*What the exercise asks*.
Pictures in the data below are not part of the copy; transcribe everything else exactly.

*Supplied records*.
--
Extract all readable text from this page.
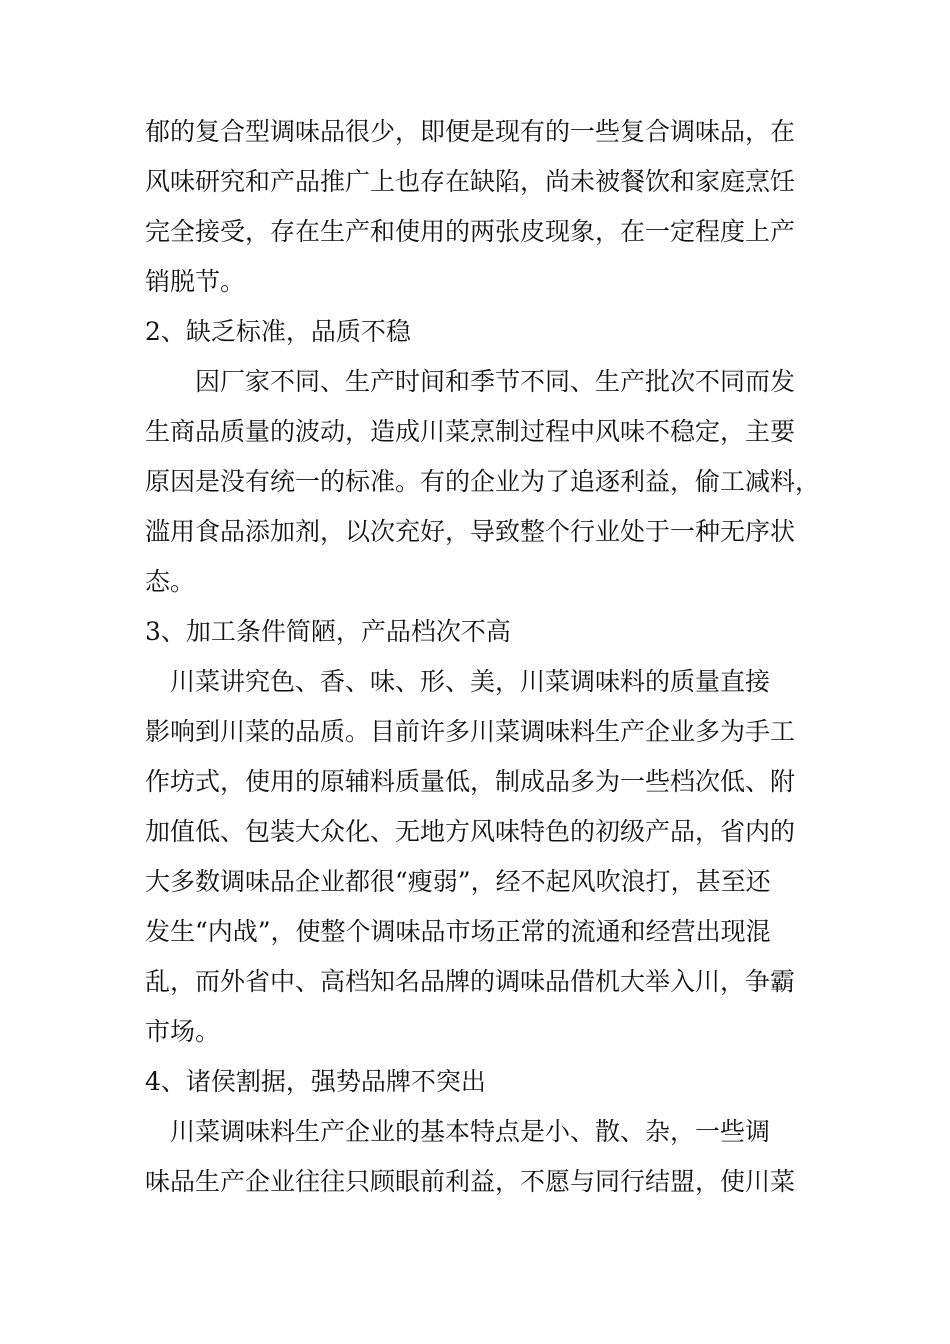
郁的复合型调味品很少，即便是现有的一些复合调味品，在
风味研究和产品推广上也存在缺陷，尚未被餐饮和家庭烹饪
完全接受，存在生产和使用的两张皮现象，在一定程度上产
销脱节。
2、缺乏标准，品质不稳
因厂家不同、生产时间和季节不同、生产批次不同而发
生商品质量的波动，造成川菜烹制过程中风味不稳定，主要
原因是没有统一的标准。有的企业为了追逐利益，偷工减料，
滥用食品添加剂，以次充好，导致整个行业处于一种无序状
态。
3、加工条件简陋，产品档次不高
川菜讲究色、香、味、形、美，川菜调味料的质量直接
影响到川菜的品质。目前许多川菜调味料生产企业多为手工
作坊式，使用的原辅料质量低，制成品多为一些档次低、附
加值低、包装大众化、无地方风味特色的初级产品，省内的
大多数调味品企业都很“瘦弱”，经不起风吹浪打，甚至还
发生“内战”，使整个调味品市场正常的流通和经营出现混
乱，而外省中、高档知名品牌的调味品借机大举入川，争霸
市场。
4、诸侯割据，强势品牌不突出
川菜调味料生产企业的基本特点是小、散、杂，一些调
味品生产企业往往只顾眼前利益，不愿与同行结盟，使川菜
--
*Solution for this task*.
Extract all readable text from this page.
郁的复合型调味品很少，即便是现有的一些复合调味品，在
风味研究和产品推广上也存在缺陷，尚未被餐饮和家庭烹饪
完全接受，存在生产和使用的两张皮现象，在一定程度上产
销脱节。
2、缺乏标准，品质不稳
因厂家不同、生产时间和季节不同、生产批次不同而发
生商品质量的波动，造成川菜烹制过程中风味不稳定，主要
原因是没有统一的标准。有的企业为了追逐利益，偷工减料，
滥用食品添加剂，以次充好，导致整个行业处于一种无序状
态。
3、加工条件简陋，产品档次不高
川菜讲究色、香、味、形、美，川菜调味料的质量直接
影响到川菜的品质。目前许多川菜调味料生产企业多为手工
作坊式，使用的原辅料质量低，制成品多为一些档次低、附
加值低、包装大众化、无地方风味特色的初级产品，省内的
大多数调味品企业都很“瘦弱”，经不起风吹浪打，甚至还
发生“内战”，使整个调味品市场正常的流通和经营出现混
乱，而外省中、高档知名品牌的调味品借机大举入川，争霸
市场。
4、诸侯割据，强势品牌不突出
川菜调味料生产企业的基本特点是小、散、杂，一些调
味品生产企业往往只顾眼前利益，不愿与同行结盟，使川菜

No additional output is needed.